EXERCISE MATERIALS —
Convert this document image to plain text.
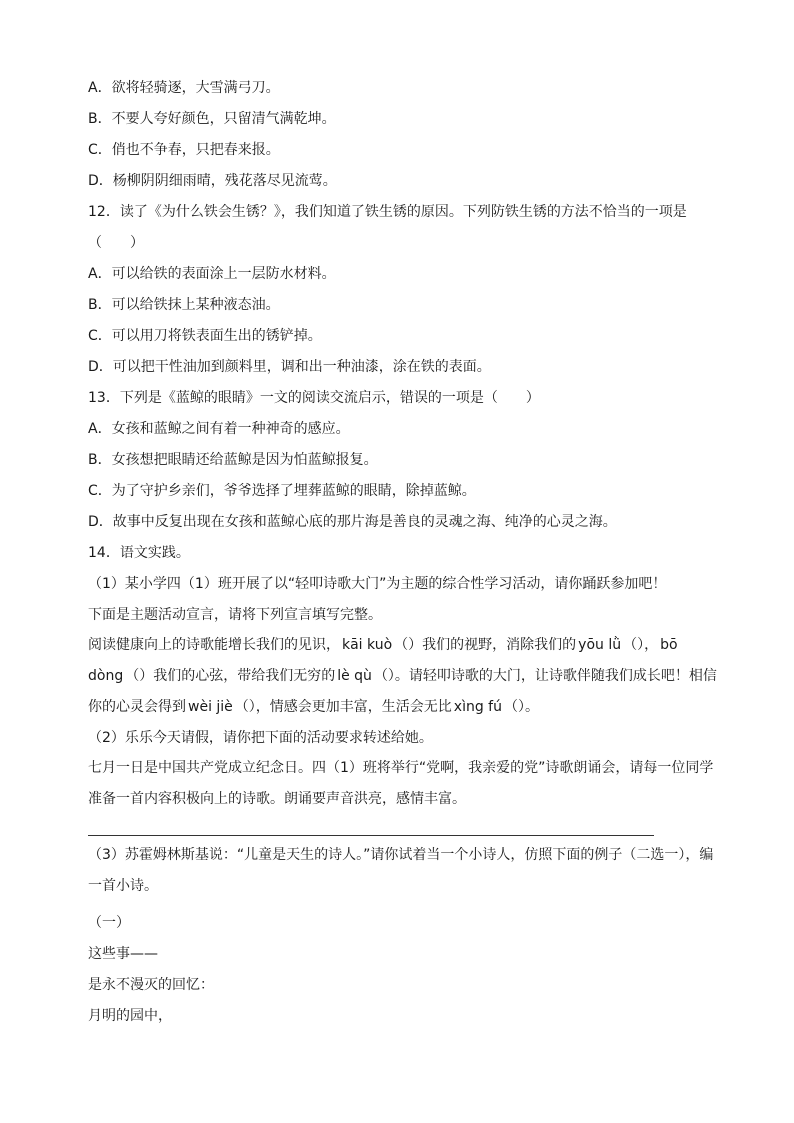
A．欲将轻骑逐，大雪满弓刀。

B．不要人夸好颜色，只留清气满乾坤。

C．俏也不争春，只把春来报。

D．杨柳阴阴细雨晴，残花落尽见流莺。

12．读了《为什么铁会生锈？》，我们知道了铁生锈的原因。下列防铁生锈的方法不恰当的一项是

（　　）

A．可以给铁的表面涂上一层防水材料。

B．可以给铁抹上某种液态油。

C．可以用刀将铁表面生出的锈铲掉。

D．可以把干性油加到颜料里，调和出一种油漆，涂在铁的表面。

13．下列是《蓝鲸的眼睛》一文的阅读交流启示，错误的一项是（　　）

A．女孩和蓝鲸之间有着一种神奇的感应。

B．女孩想把眼睛还给蓝鲸是因为怕蓝鲸报复。

C．为了守护乡亲们，爷爷选择了埋葬蓝鲸的眼睛，除掉蓝鲸。

D．故事中反复出现在女孩和蓝鲸心底的那片海是善良的灵魂之海、纯净的心灵之海。

14．语文实践。

（1）某小学四（1）班开展了以“轻叩诗歌大门”为主题的综合性学习活动，请你踊跃参加吧！

下面是主题活动宣言，请将下列宣言填写完整。

阅读健康向上的诗歌能增长我们的见识， kāi kuò （）我们的视野，消除我们的 yōu lǜ （）， bō dòng （）我们的心弦，带给我们无穷的 lè qù （）。请轻叩诗歌的大门，让诗歌伴随我们成长吧！相信你的心灵会得到 wèi jiè （），情感会更加丰富，生活会无比 xìng fú （）。

（2）乐乐今天请假，请你把下面的活动要求转述给她。

七月一日是中国共产党成立纪念日。四（1）班将举行“党啊，我亲爱的党”诗歌朗诵会，请每一位同学准备一首内容积极向上的诗歌。朗诵要声音洪亮，感情丰富。

（3）苏霍姆林斯基说：“儿童是天生的诗人。”请你试着当一个小诗人，仿照下面的例子（二选一），编一首小诗。

（一）

这些事——

是永不漫灭的回忆：

月明的园中，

WHAT YOU HAVE TO DO —
Nothing in the entries should change as you copy them, except that the pictures are left out.

RESPONSE BELOW —
Convert this document image to plain text.
A．欲将轻骑逐，大雪满弓刀。

B．不要人夸好颜色，只留清气满乾坤。

C．俏也不争春，只把春来报。

D．杨柳阴阴细雨晴，残花落尽见流莺。

12．读了《为什么铁会生锈？》，我们知道了铁生锈的原因。下列防铁生锈的方法不恰当的一项是

（　　）

A．可以给铁的表面涂上一层防水材料。

B．可以给铁抹上某种液态油。

C．可以用刀将铁表面生出的锈铲掉。

D．可以把干性油加到颜料里，调和出一种油漆，涂在铁的表面。

13．下列是《蓝鲸的眼睛》一文的阅读交流启示，错误的一项是（　　）

A．女孩和蓝鲸之间有着一种神奇的感应。

B．女孩想把眼睛还给蓝鲸是因为怕蓝鲸报复。

C．为了守护乡亲们，爷爷选择了埋葬蓝鲸的眼睛，除掉蓝鲸。

D．故事中反复出现在女孩和蓝鲸心底的那片海是善良的灵魂之海、纯净的心灵之海。

14．语文实践。

（1）某小学四（1）班开展了以“轻叩诗歌大门”为主题的综合性学习活动，请你踊跃参加吧！

下面是主题活动宣言，请将下列宣言填写完整。

阅读健康向上的诗歌能增长我们的见识， kāi kuò （）我们的视野，消除我们的 yōu lǜ （）， bō dòng （）我们的心弦，带给我们无穷的 lè qù （）。请轻叩诗歌的大门，让诗歌伴随我们成长吧！相信你的心灵会得到 wèi jiè （），情感会更加丰富，生活会无比 xìng fú （）。

（2）乐乐今天请假，请你把下面的活动要求转述给她。

七月一日是中国共产党成立纪念日。四（1）班将举行“党啊，我亲爱的党”诗歌朗诵会，请每一位同学准备一首内容积极向上的诗歌。朗诵要声音洪亮，感情丰富。

（3）苏霍姆林斯基说：“儿童是天生的诗人。”请你试着当一个小诗人，仿照下面的例子（二选一），编一首小诗。

（一）

这些事——

是永不漫灭的回忆：

月明的园中，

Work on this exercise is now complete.